**Instruction:**
Print the whole listing exactly.

--

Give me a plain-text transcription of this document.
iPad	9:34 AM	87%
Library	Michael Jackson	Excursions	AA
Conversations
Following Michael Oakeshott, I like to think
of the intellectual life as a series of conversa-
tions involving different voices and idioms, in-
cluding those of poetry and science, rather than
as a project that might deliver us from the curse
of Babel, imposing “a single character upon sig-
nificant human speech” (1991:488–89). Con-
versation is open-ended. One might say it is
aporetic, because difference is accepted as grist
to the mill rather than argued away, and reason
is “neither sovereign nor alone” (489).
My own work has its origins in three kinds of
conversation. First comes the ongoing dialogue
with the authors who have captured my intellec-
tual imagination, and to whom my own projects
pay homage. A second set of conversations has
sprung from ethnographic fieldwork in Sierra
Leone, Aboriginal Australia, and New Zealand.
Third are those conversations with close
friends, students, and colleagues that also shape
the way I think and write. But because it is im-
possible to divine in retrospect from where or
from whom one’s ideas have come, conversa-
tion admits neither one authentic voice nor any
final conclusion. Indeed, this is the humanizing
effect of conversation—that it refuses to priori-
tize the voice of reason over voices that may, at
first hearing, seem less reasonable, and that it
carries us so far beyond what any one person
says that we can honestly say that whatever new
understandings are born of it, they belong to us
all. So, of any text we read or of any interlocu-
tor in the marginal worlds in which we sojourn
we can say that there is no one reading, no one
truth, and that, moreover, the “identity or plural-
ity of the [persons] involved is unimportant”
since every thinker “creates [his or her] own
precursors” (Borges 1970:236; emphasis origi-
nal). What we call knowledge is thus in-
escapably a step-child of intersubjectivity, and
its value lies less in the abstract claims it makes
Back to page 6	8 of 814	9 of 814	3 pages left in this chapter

--

**Output for this exercise:**
Give me a plain-text transcription of this document.
iPad	9:34 AM	87%
Library	Michael Jackson	Excursions	AA
Conversations
Following Michael Oakeshott, I like to think
of the intellectual life as a series of conversa-
tions involving different voices and idioms, in-
cluding those of poetry and science, rather than
as a project that might deliver us from the curse
of Babel, imposing “a single character upon sig-
nificant human speech” (1991:488–89). Con-
versation is open-ended. One might say it is
aporetic, because difference is accepted as grist
to the mill rather than argued away, and reason
is “neither sovereign nor alone” (489).
My own work has its origins in three kinds of
conversation. First comes the ongoing dialogue
with the authors who have captured my intellec-
tual imagination, and to whom my own projects
pay homage. A second set of conversations has
sprung from ethnographic fieldwork in Sierra
Leone, Aboriginal Australia, and New Zealand.
Third are those conversations with close
friends, students, and colleagues that also shape
the way I think and write. But because it is im-
possible to divine in retrospect from where or
from whom one’s ideas have come, conversa-
tion admits neither one authentic voice nor any
final conclusion. Indeed, this is the humanizing
effect of conversation—that it refuses to priori-
tize the voice of reason over voices that may, at
first hearing, seem less reasonable, and that it
carries us so far beyond what any one person
says that we can honestly say that whatever new
understandings are born of it, they belong to us
all. So, of any text we read or of any interlocu-
tor in the marginal worlds in which we sojourn
we can say that there is no one reading, no one
truth, and that, moreover, the “identity or plural-
ity of the [persons] involved is unimportant”
since every thinker “creates [his or her] own
precursors” (Borges 1970:236; emphasis origi-
nal). What we call knowledge is thus in-
escapably a step-child of intersubjectivity, and
its value lies less in the abstract claims it makes
Back to page 6	8 of 814	9 of 814	3 pages left in this chapter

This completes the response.